* _Task statement_
Copy out the listing exactly.

* _Source records_
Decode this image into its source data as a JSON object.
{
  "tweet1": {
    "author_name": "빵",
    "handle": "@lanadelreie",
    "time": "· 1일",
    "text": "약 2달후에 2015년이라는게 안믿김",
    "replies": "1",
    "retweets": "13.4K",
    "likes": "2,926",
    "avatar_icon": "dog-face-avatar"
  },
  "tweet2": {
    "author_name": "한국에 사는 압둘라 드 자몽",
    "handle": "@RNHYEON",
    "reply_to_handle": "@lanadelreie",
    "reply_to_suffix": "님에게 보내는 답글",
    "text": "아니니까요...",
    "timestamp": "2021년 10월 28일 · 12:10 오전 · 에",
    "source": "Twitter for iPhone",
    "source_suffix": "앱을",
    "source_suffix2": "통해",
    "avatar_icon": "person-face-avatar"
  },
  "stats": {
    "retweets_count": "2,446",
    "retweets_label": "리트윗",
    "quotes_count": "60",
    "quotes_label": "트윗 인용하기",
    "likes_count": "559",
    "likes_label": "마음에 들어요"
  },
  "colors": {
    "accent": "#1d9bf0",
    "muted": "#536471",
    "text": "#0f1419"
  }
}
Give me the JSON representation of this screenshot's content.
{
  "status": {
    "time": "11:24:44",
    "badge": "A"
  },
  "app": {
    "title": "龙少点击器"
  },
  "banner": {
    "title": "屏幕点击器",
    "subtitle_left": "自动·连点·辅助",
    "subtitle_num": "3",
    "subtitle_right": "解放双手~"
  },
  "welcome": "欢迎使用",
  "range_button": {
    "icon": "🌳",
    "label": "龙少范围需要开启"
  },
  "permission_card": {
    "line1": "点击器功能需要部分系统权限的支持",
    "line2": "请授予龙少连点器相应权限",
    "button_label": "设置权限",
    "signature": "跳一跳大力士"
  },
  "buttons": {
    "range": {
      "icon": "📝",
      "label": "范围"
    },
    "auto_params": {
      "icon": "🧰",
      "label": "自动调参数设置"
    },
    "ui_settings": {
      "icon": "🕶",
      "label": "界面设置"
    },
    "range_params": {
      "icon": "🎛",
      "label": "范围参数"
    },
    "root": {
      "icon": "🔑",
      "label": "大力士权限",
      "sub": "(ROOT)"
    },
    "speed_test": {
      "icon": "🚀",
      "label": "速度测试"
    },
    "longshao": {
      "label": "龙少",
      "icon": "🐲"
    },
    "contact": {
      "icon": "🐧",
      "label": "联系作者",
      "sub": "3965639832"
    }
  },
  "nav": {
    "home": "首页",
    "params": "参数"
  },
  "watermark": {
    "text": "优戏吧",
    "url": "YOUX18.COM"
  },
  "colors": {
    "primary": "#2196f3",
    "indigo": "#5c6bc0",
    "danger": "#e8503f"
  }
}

* _Completed task_
Decode this image into its source data as a JSON object.
{
  "tweet1": {
    "author_name": "빵",
    "handle": "@lanadelreie",
    "time": "· 1일",
    "text": "약 2달후에 2015년이라는게 안믿김",
    "replies": "1",
    "retweets": "13.4K",
    "likes": "2,926",
    "avatar_icon": "dog-face-avatar"
  },
  "tweet2": {
    "author_name": "한국에 사는 압둘라 드 자몽",
    "handle": "@RNHYEON",
    "reply_to_handle": "@lanadelreie",
    "reply_to_suffix": "님에게 보내는 답글",
    "text": "아니니까요...",
    "timestamp": "2021년 10월 28일 · 12:10 오전 · 에",
    "source": "Twitter for iPhone",
    "source_suffix": "앱을",
    "source_suffix2": "통해",
    "avatar_icon": "person-face-avatar"
  },
  "stats": {
    "retweets_count": "2,446",
    "retweets_label": "리트윗",
    "quotes_count": "60",
    "quotes_label": "트윗 인용하기",
    "likes_count": "559",
    "likes_label": "마음에 들어요"
  },
  "colors": {
    "accent": "#1d9bf0",
    "muted": "#536471",
    "text": "#0f1419"
  }
}
Give me the JSON representation of this screenshot's content.
{
  "status": {
    "time": "11:24:44",
    "badge": "A"
  },
  "app": {
    "title": "龙少点击器"
  },
  "banner": {
    "title": "屏幕点击器",
    "subtitle_left": "自动·连点·辅助",
    "subtitle_num": "3",
    "subtitle_right": "解放双手~"
  },
  "welcome": "欢迎使用",
  "range_button": {
    "icon": "🌳",
    "label": "龙少范围需要开启"
  },
  "permission_card": {
    "line1": "点击器功能需要部分系统权限的支持",
    "line2": "请授予龙少连点器相应权限",
    "button_label": "设置权限",
    "signature": "跳一跳大力士"
  },
  "buttons": {
    "range": {
      "icon": "📝",
      "label": "范围"
    },
    "auto_params": {
      "icon": "🧰",
      "label": "自动调参数设置"
    },
    "ui_settings": {
      "icon": "🕶",
      "label": "界面设置"
    },
    "range_params": {
      "icon": "🎛",
      "label": "范围参数"
    },
    "root": {
      "icon": "🔑",
      "label": "大力士权限",
      "sub": "(ROOT)"
    },
    "speed_test": {
      "icon": "🚀",
      "label": "速度测试"
    },
    "longshao": {
      "label": "龙少",
      "icon": "🐲"
    },
    "contact": {
      "icon": "🐧",
      "label": "联系作者",
      "sub": "3965639832"
    }
  },
  "nav": {
    "home": "首页",
    "params": "参数"
  },
  "watermark": {
    "text": "优戏吧",
    "url": "YOUX18.COM"
  },
  "colors": {
    "primary": "#2196f3",
    "indigo": "#5c6bc0",
    "danger": "#e8503f"
  }
}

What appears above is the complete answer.